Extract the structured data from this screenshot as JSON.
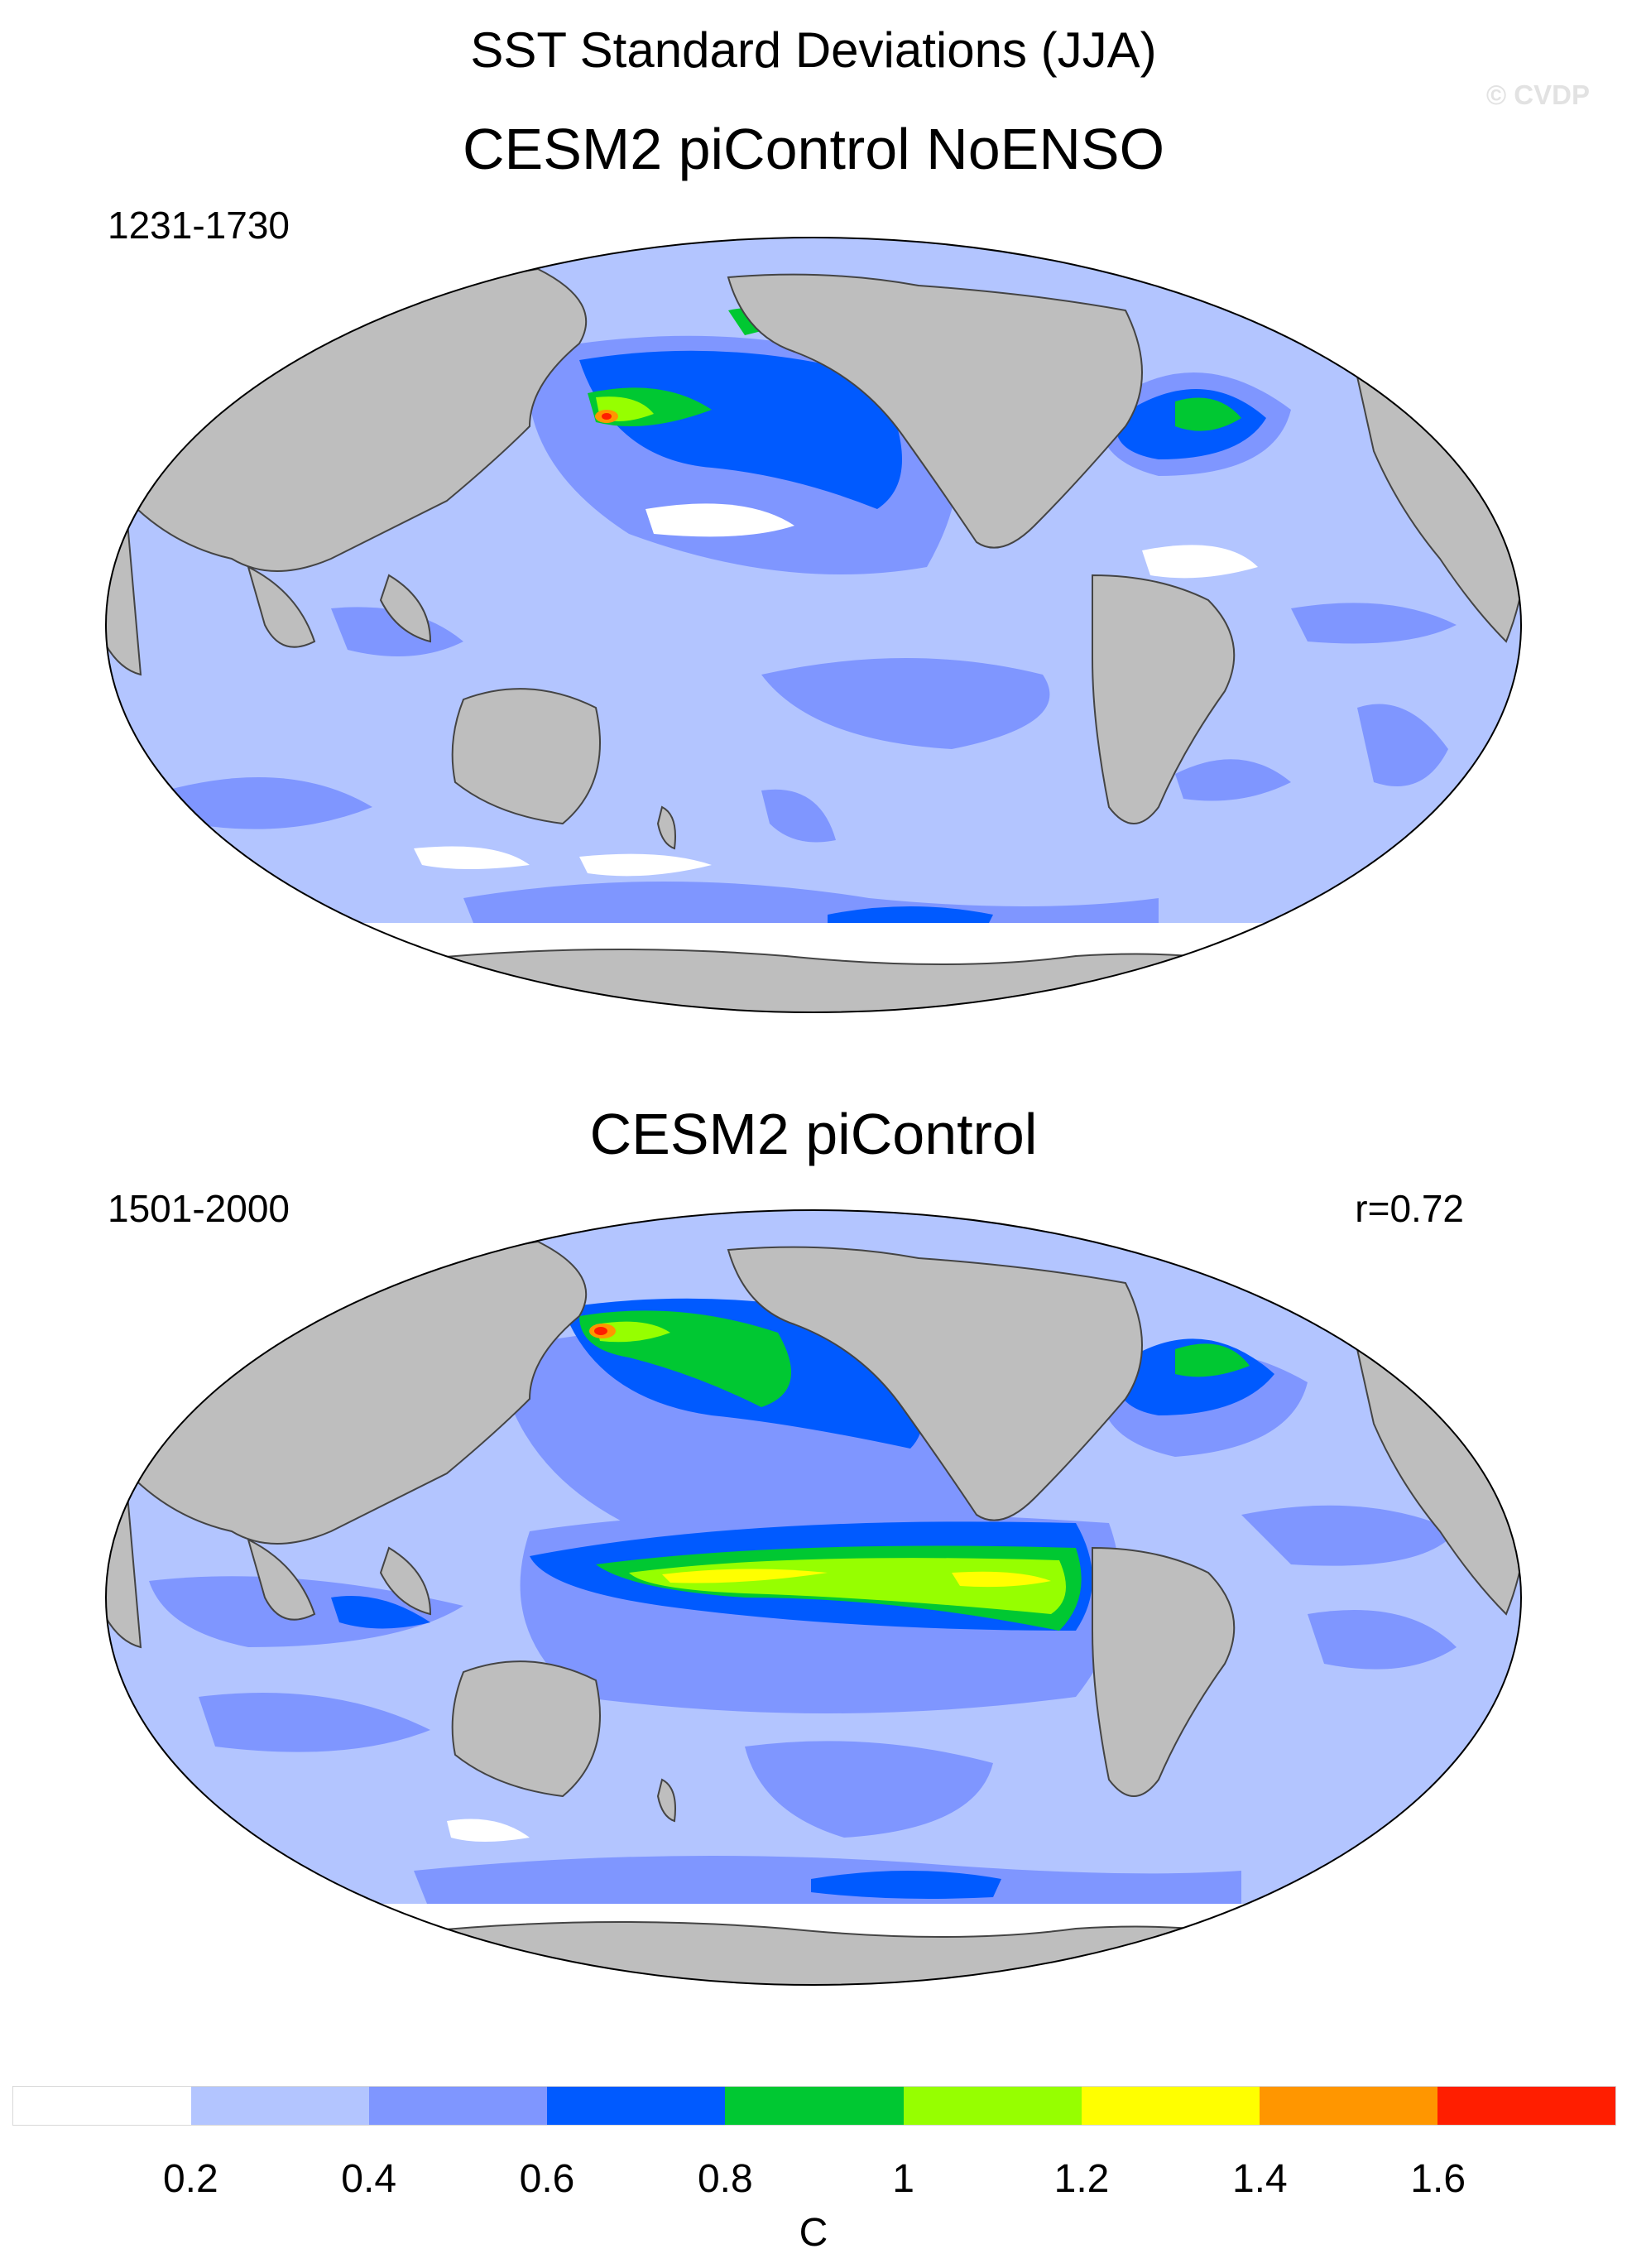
{
  "title": "SST Standard Deviations (JJA)",
  "copyright": "© CVDP",
  "panels": [
    {
      "name": "CESM2 piControl NoENSO",
      "period": "1231-1730",
      "corr": ""
    },
    {
      "name": "CESM2 piControl",
      "period": "1501-2000",
      "corr": "r=0.72"
    }
  ],
  "colorbar": {
    "colors": [
      "#ffffff",
      "#b3c5ff",
      "#7f96ff",
      "#005aff",
      "#00c832",
      "#96ff00",
      "#ffff00",
      "#ff9600",
      "#ff1e00"
    ],
    "ticks": [
      "0.2",
      "0.4",
      "0.6",
      "0.8",
      "1",
      "1.2",
      "1.4",
      "1.6"
    ],
    "unit": "C"
  },
  "colors": {
    "land": "#bebebe",
    "coast": "#444444"
  }
}
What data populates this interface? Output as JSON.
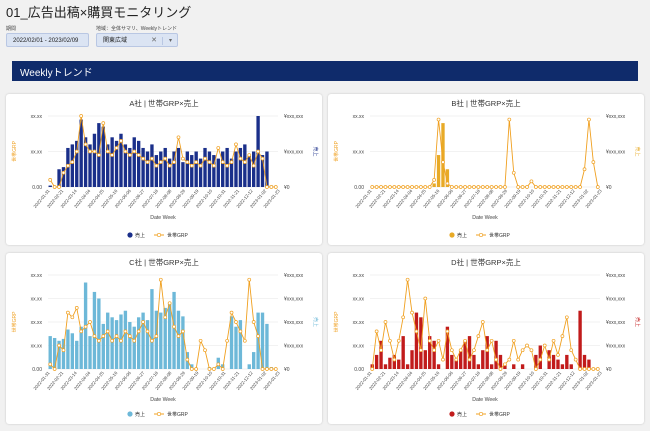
{
  "page_title": "01_広告出稿×購買モニタリング",
  "filters": {
    "period_label": "期間",
    "period_value": "2022/02/01 - 2023/02/09",
    "region_label": "地域：全体サマリ、Weeklyトレンド",
    "region_value": "関東広域",
    "clear_glyph": "✕",
    "caret_glyph": "▾"
  },
  "section_title": "Weeklyトレンド",
  "common_axis": {
    "xlabel": "Date Week",
    "left_axis_title": "世帯GRP",
    "right_axis_title": "売上",
    "left_ticks": [
      "xx.xx",
      "xx.xx",
      "0.00"
    ],
    "right_ticks": [
      "¥xxx,xxx",
      "¥xxx,xxx",
      "¥0"
    ],
    "left_ticks_c": [
      "xx.xx",
      "xx.xx",
      "xx.xx",
      "xx.xx",
      "0.00"
    ],
    "right_ticks_c": [
      "¥xxx,xxx",
      "¥xxx,xxx",
      "¥xxx,xxx",
      "¥xxx,xxx",
      "¥0"
    ],
    "date_ticks": [
      "2022-01-31",
      "2022-02-21",
      "2022-03-14",
      "2022-04-04",
      "2022-04-25",
      "2022-05-16",
      "2022-06-06",
      "2022-06-27",
      "2022-07-18",
      "2022-08-08",
      "2022-08-29",
      "2022-09-19",
      "2022-10-10",
      "2022-10-31",
      "2022-11-21",
      "2022-12-12",
      "2023-01-02",
      "2023-01-23"
    ],
    "legend_sales": "売上",
    "legend_grp": "世帯GRP",
    "grp_color": "#f0a020"
  },
  "chart_data": [
    {
      "type": "bar",
      "title": "A社 | 世帯GRP×売上",
      "bar_color": "#1a2f8a",
      "weeks": 52,
      "series": [
        {
          "name": "売上",
          "values": [
            0.02,
            0,
            0.25,
            0.28,
            0.55,
            0.6,
            0.65,
            0.95,
            0.7,
            0.6,
            0.75,
            0.9,
            0.85,
            0.6,
            0.7,
            0.65,
            0.75,
            0.6,
            0.55,
            0.7,
            0.65,
            0.55,
            0.5,
            0.6,
            0.45,
            0.5,
            0.55,
            0.4,
            0.5,
            0.55,
            0.35,
            0.5,
            0.45,
            0.5,
            0.4,
            0.55,
            0.5,
            0.45,
            0.4,
            0.5,
            0.55,
            0.4,
            0.5,
            0.55,
            0.6,
            0.45,
            0.5,
            1.0,
            0.45,
            0.5,
            0.02,
            0
          ]
        },
        {
          "name": "世帯GRP",
          "values": [
            0.1,
            0,
            0.0,
            0.2,
            0.3,
            0.35,
            0.5,
            1.0,
            0.6,
            0.5,
            0.5,
            0.45,
            0.9,
            0.5,
            0.45,
            0.55,
            0.65,
            0.5,
            0.45,
            0.5,
            0.45,
            0.4,
            0.35,
            0.4,
            0.3,
            0.35,
            0.4,
            0.3,
            0.35,
            0.7,
            0.4,
            0.35,
            0.3,
            0.35,
            0.3,
            0.4,
            0.35,
            0.3,
            0.55,
            0.35,
            0.3,
            0.35,
            0.6,
            0.4,
            0.35,
            0.45,
            0.3,
            0.5,
            0.4,
            0,
            0,
            0
          ]
        }
      ]
    },
    {
      "type": "bar",
      "title": "B社 | 世帯GRP×売上",
      "bar_color": "#e8aa26",
      "weeks": 52,
      "series": [
        {
          "name": "売上",
          "values": [
            0,
            0,
            0,
            0,
            0,
            0,
            0,
            0,
            0,
            0,
            0,
            0,
            0,
            0,
            0.05,
            0.45,
            0.9,
            0.25,
            0,
            0,
            0,
            0,
            0,
            0,
            0,
            0,
            0,
            0,
            0,
            0,
            0,
            0,
            0,
            0,
            0,
            0,
            0,
            0,
            0,
            0,
            0,
            0,
            0,
            0,
            0,
            0,
            0,
            0,
            0,
            0,
            0,
            0
          ]
        },
        {
          "name": "世帯GRP",
          "values": [
            0,
            0,
            0,
            0,
            0,
            0,
            0,
            0,
            0,
            0,
            0,
            0,
            0,
            0,
            0.1,
            0.95,
            0.35,
            0.05,
            0,
            0,
            0,
            0,
            0,
            0,
            0,
            0,
            0,
            0,
            0,
            0,
            0,
            0.95,
            0.2,
            0,
            0,
            0,
            0.08,
            0,
            0,
            0,
            0,
            0,
            0,
            0,
            0,
            0,
            0,
            0,
            0.25,
            0.95,
            0.35,
            0
          ]
        }
      ]
    },
    {
      "type": "bar",
      "title": "C社 | 世帯GRP×売上",
      "bar_color": "#6db8d8",
      "weeks": 52,
      "series": [
        {
          "name": "売上",
          "values": [
            0.35,
            0.33,
            0.3,
            0.32,
            0.42,
            0.38,
            0.3,
            0.45,
            0.92,
            0.35,
            0.82,
            0.75,
            0.48,
            0.6,
            0.55,
            0.52,
            0.58,
            0.62,
            0.5,
            0.45,
            0.55,
            0.6,
            0.52,
            0.85,
            0.62,
            0.6,
            0.65,
            0.7,
            0.82,
            0.62,
            0.56,
            0.18,
            0.05,
            0,
            0,
            0,
            0.02,
            0,
            0.12,
            0.05,
            0,
            0.56,
            0.45,
            0.52,
            0,
            0.05,
            0.18,
            0.6,
            0.6,
            0.48,
            0.02,
            0
          ]
        },
        {
          "name": "世帯GRP",
          "values": [
            0.05,
            0,
            0.25,
            0.2,
            0.6,
            0.55,
            0.65,
            0.4,
            0.45,
            0.5,
            0.35,
            0.3,
            0.35,
            0.4,
            0.3,
            0.35,
            0.3,
            0.4,
            0.35,
            0.3,
            0.4,
            0.5,
            0.4,
            0.3,
            0.35,
            0.95,
            0.55,
            0.7,
            0.45,
            0.35,
            0.4,
            0.1,
            0,
            0,
            0.3,
            0.2,
            0,
            0,
            0.05,
            0,
            0.3,
            0.6,
            0.5,
            0.4,
            0.3,
            0.95,
            0.5,
            0.35,
            0,
            0,
            0,
            0
          ]
        }
      ]
    },
    {
      "type": "bar",
      "title": "D社 | 世帯GRP×売上",
      "bar_color": "#c11b1b",
      "weeks": 52,
      "series": [
        {
          "name": "売上",
          "values": [
            0.05,
            0.15,
            0.3,
            0.05,
            0.12,
            0.15,
            0.1,
            0.35,
            0.05,
            0.2,
            0.6,
            0.55,
            0.2,
            0.35,
            0.3,
            0.05,
            0,
            0.45,
            0.15,
            0.1,
            0.2,
            0.3,
            0.35,
            0.15,
            0.05,
            0.2,
            0.35,
            0.05,
            0.3,
            0.15,
            0.05,
            0,
            0.05,
            0,
            0.05,
            0,
            0,
            0.15,
            0.25,
            0,
            0.2,
            0.15,
            0.1,
            0.05,
            0.15,
            0.05,
            0,
            0.62,
            0.15,
            0.1,
            0,
            0
          ]
        },
        {
          "name": "世帯GRP",
          "values": [
            0,
            0.4,
            0.2,
            0.5,
            0.3,
            0.1,
            0.3,
            0.55,
            0.95,
            0.6,
            0.4,
            0.2,
            0.75,
            0.3,
            0.2,
            0.3,
            0.1,
            0.4,
            0.2,
            0.1,
            0.2,
            0.3,
            0.1,
            0.2,
            0.35,
            0.5,
            0.2,
            0.3,
            0.1,
            0,
            0.05,
            0.1,
            0.3,
            0.1,
            0.2,
            0.25,
            0.2,
            0,
            0.1,
            0.25,
            0.1,
            0.3,
            0.15,
            0.35,
            0.55,
            0.2,
            0.1,
            0,
            0,
            0,
            0,
            0
          ]
        }
      ]
    }
  ]
}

WHAT TO DO> Show the lines of the records that contain the word "JSON".

FULL RESPONSE>
Extract the structured data from this screenshot as JSON.
What data populates this interface? Output as JSON.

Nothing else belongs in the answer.